== SUPPLIED MATERIAL ==
• • •
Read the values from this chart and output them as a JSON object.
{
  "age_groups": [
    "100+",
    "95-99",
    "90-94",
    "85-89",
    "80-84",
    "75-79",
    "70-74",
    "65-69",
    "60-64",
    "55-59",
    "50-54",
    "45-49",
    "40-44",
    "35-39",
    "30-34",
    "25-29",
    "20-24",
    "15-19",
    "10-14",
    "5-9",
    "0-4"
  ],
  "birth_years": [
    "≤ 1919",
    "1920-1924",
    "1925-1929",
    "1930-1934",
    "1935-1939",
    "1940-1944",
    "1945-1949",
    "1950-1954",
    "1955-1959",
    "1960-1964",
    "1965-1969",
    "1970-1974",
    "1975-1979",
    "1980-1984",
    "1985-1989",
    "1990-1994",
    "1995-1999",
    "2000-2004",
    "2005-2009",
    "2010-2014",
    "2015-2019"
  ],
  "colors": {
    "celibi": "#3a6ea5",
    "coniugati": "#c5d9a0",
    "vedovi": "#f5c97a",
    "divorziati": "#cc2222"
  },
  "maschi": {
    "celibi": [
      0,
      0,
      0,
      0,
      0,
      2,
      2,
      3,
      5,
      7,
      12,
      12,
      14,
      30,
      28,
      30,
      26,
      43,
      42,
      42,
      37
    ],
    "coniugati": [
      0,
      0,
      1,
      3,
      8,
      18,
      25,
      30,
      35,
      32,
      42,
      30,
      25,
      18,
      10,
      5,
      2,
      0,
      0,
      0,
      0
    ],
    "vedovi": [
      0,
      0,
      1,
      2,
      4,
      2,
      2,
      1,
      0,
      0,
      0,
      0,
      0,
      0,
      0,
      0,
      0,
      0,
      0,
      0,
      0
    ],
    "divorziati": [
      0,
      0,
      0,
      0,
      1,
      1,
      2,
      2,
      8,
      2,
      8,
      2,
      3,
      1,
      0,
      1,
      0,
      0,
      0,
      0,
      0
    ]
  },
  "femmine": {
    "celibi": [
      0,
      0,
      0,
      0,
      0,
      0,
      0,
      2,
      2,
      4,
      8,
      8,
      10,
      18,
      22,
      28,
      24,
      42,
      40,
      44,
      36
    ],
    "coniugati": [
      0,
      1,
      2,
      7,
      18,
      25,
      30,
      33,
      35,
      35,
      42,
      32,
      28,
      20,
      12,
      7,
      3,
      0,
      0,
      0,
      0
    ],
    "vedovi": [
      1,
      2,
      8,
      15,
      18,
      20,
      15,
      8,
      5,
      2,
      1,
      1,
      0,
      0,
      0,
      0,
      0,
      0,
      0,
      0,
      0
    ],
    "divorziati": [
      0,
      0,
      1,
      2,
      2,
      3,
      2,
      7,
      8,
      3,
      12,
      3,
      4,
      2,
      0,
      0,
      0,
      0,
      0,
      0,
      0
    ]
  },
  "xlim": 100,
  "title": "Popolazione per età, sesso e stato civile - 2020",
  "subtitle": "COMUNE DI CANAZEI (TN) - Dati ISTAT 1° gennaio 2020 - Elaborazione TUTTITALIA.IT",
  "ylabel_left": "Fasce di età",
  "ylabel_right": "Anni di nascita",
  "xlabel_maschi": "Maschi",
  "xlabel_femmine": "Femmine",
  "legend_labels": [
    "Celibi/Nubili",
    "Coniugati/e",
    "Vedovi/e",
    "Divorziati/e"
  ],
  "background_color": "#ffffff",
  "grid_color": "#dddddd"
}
• • •
== TASK GOAL ==
Every line above should be retyped exactly as given.

== REPLY TO THE TASK ==
Read the values from this chart and output them as a JSON object.
{
  "age_groups": [
    "100+",
    "95-99",
    "90-94",
    "85-89",
    "80-84",
    "75-79",
    "70-74",
    "65-69",
    "60-64",
    "55-59",
    "50-54",
    "45-49",
    "40-44",
    "35-39",
    "30-34",
    "25-29",
    "20-24",
    "15-19",
    "10-14",
    "5-9",
    "0-4"
  ],
  "birth_years": [
    "≤ 1919",
    "1920-1924",
    "1925-1929",
    "1930-1934",
    "1935-1939",
    "1940-1944",
    "1945-1949",
    "1950-1954",
    "1955-1959",
    "1960-1964",
    "1965-1969",
    "1970-1974",
    "1975-1979",
    "1980-1984",
    "1985-1989",
    "1990-1994",
    "1995-1999",
    "2000-2004",
    "2005-2009",
    "2010-2014",
    "2015-2019"
  ],
  "colors": {
    "celibi": "#3a6ea5",
    "coniugati": "#c5d9a0",
    "vedovi": "#f5c97a",
    "divorziati": "#cc2222"
  },
  "maschi": {
    "celibi": [
      0,
      0,
      0,
      0,
      0,
      2,
      2,
      3,
      5,
      7,
      12,
      12,
      14,
      30,
      28,
      30,
      26,
      43,
      42,
      42,
      37
    ],
    "coniugati": [
      0,
      0,
      1,
      3,
      8,
      18,
      25,
      30,
      35,
      32,
      42,
      30,
      25,
      18,
      10,
      5,
      2,
      0,
      0,
      0,
      0
    ],
    "vedovi": [
      0,
      0,
      1,
      2,
      4,
      2,
      2,
      1,
      0,
      0,
      0,
      0,
      0,
      0,
      0,
      0,
      0,
      0,
      0,
      0,
      0
    ],
    "divorziati": [
      0,
      0,
      0,
      0,
      1,
      1,
      2,
      2,
      8,
      2,
      8,
      2,
      3,
      1,
      0,
      1,
      0,
      0,
      0,
      0,
      0
    ]
  },
  "femmine": {
    "celibi": [
      0,
      0,
      0,
      0,
      0,
      0,
      0,
      2,
      2,
      4,
      8,
      8,
      10,
      18,
      22,
      28,
      24,
      42,
      40,
      44,
      36
    ],
    "coniugati": [
      0,
      1,
      2,
      7,
      18,
      25,
      30,
      33,
      35,
      35,
      42,
      32,
      28,
      20,
      12,
      7,
      3,
      0,
      0,
      0,
      0
    ],
    "vedovi": [
      1,
      2,
      8,
      15,
      18,
      20,
      15,
      8,
      5,
      2,
      1,
      1,
      0,
      0,
      0,
      0,
      0,
      0,
      0,
      0,
      0
    ],
    "divorziati": [
      0,
      0,
      1,
      2,
      2,
      3,
      2,
      7,
      8,
      3,
      12,
      3,
      4,
      2,
      0,
      0,
      0,
      0,
      0,
      0,
      0
    ]
  },
  "xlim": 100,
  "title": "Popolazione per età, sesso e stato civile - 2020",
  "subtitle": "COMUNE DI CANAZEI (TN) - Dati ISTAT 1° gennaio 2020 - Elaborazione TUTTITALIA.IT",
  "ylabel_left": "Fasce di età",
  "ylabel_right": "Anni di nascita",
  "xlabel_maschi": "Maschi",
  "xlabel_femmine": "Femmine",
  "legend_labels": [
    "Celibi/Nubili",
    "Coniugati/e",
    "Vedovi/e",
    "Divorziati/e"
  ],
  "background_color": "#ffffff",
  "grid_color": "#dddddd"
}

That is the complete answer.